--- Selected excerpt Enclosed Below ---

Inola is also a spider genus (Pisauridae).

Inola is a town in Rogers County, Oklahoma, United States. It is included in the Tulsa Metropolitan Statistical Area (TMSA). As of the 2020 census, Inola had a population of 1,890. Inola is a Cherokee word meaning "Black Fox." The town styles itself as "The Hay Capital of the World."
==History==
In 1889, the Kansas and Arkansas Valley Railway (later acquired by the Missouri Pacific Railway) built a line from Wagoner through the Foyil area onto the Kansas state line. The area was then just inside the northeastern corner of the Creek Nation in Indian Territory. A post office was established in March 1890 with the name Foyil. It was closed in September 1890 but reopened in April 1891. By 1901, the population was estimated at 100 people. The Dawes Commission had the town platted in 1902, before the Creek allotment.

--- End of Enclosed Selected excerpt ---
--- Supplied entries Enclosed Below ---

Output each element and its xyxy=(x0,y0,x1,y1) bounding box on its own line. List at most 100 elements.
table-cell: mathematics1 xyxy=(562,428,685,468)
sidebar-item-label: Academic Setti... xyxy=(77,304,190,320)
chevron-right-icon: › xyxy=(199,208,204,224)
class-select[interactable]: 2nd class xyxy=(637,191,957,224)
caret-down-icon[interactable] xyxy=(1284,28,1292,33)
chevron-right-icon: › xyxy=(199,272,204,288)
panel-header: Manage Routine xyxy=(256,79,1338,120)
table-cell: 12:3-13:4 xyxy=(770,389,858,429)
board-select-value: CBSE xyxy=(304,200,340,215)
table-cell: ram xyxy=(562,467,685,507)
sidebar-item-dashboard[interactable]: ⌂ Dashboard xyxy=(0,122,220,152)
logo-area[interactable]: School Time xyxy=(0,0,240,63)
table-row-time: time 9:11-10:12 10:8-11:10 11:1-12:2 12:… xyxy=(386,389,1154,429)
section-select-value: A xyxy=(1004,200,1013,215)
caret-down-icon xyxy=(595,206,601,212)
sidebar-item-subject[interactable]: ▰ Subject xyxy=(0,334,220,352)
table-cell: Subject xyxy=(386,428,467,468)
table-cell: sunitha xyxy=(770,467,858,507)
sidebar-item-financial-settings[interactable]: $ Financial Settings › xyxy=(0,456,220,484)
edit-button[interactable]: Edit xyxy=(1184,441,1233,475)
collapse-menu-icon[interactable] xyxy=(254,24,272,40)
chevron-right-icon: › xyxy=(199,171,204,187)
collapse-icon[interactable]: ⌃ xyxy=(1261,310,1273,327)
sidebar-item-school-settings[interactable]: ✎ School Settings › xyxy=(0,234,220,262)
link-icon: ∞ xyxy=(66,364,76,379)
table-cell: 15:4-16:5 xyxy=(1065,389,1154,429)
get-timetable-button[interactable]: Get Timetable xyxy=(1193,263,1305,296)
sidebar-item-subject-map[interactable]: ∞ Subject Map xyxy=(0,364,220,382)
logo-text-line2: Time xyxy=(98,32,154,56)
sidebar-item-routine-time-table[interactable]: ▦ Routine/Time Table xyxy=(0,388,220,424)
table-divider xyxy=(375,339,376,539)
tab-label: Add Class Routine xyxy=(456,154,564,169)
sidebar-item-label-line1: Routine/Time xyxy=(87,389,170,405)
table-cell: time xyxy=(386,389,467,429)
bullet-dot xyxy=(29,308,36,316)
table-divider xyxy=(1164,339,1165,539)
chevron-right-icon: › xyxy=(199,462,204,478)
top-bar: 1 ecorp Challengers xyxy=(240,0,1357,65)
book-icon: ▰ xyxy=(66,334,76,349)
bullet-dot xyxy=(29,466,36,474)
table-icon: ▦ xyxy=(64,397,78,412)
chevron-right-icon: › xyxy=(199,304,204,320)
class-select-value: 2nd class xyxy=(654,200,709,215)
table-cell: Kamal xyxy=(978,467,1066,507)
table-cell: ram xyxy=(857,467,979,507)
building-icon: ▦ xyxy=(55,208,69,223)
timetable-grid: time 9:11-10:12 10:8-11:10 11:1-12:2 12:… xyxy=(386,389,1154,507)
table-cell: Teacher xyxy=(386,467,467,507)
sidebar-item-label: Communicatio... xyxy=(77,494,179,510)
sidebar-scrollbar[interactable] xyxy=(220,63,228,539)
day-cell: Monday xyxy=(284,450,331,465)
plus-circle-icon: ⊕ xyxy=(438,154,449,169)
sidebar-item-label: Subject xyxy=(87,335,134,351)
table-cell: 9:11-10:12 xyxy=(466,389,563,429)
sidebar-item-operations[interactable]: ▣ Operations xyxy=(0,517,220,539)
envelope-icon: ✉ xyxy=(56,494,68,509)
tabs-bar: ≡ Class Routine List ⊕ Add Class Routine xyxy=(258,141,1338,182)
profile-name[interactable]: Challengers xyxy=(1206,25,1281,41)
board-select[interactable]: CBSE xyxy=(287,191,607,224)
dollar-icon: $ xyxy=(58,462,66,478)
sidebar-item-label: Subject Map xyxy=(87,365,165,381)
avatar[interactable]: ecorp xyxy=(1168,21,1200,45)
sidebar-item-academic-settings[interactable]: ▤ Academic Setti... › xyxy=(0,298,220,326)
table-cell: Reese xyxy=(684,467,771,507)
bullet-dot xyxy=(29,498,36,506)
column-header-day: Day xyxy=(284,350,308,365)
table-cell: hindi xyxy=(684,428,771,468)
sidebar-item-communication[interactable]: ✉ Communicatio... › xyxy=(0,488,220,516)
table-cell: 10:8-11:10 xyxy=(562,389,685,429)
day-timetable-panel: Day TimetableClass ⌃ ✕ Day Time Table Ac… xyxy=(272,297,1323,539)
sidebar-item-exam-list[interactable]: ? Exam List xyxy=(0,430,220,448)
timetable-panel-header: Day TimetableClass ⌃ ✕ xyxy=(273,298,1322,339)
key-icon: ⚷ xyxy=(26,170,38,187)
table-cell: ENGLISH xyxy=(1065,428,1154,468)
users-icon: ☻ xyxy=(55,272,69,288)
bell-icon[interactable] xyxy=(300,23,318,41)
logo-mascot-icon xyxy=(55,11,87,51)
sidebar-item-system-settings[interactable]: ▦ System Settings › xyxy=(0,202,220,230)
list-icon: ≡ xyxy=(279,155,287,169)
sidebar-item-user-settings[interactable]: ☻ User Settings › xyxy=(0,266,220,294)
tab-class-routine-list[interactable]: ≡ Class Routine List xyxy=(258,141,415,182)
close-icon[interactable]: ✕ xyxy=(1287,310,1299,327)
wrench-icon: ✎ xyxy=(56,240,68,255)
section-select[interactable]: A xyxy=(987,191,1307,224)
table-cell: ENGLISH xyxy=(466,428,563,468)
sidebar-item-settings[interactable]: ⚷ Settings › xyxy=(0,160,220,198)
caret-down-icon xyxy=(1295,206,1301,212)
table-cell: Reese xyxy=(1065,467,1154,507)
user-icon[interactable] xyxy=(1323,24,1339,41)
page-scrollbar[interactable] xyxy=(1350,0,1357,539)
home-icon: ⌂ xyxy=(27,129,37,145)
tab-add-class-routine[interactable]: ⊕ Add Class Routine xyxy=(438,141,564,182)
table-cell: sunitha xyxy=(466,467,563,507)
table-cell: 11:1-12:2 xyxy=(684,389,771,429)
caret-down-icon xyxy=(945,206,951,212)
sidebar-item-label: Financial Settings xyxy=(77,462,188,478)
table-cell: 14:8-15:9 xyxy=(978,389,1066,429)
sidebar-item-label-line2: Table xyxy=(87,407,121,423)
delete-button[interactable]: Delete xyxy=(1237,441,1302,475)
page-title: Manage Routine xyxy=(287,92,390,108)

--- End of Enclosed Supplied entries ---

Please carry the text about Inola, Oklahoma, forward from its last sentence. These rows are separate material and have no connection to the text about Inola.

Strip mines began producing coal nearby before statehood in 1907, causing a small boom in population. Inola's population was 405 in 1920. As the coal industry began to decline, so did the town's population. The 1930 census reported only 399 residents. The decline continued through the post World War II era, reaching 294 in 1950. A turnaround began in the 1950s as residents began commuting to Tulsa. Inola's population grew to 584 in 1960 and 984 in 1970. The 1980 census showed 1,550 residents, increasing to 1,589 in 2000 and 1,788 in 2010.

==Geography==
According to the United States Census Bureau, the town has a total area of 6.6 sqmi, of which 6.5 sqmi is land and 0.1 sqmi (0.91%) is water.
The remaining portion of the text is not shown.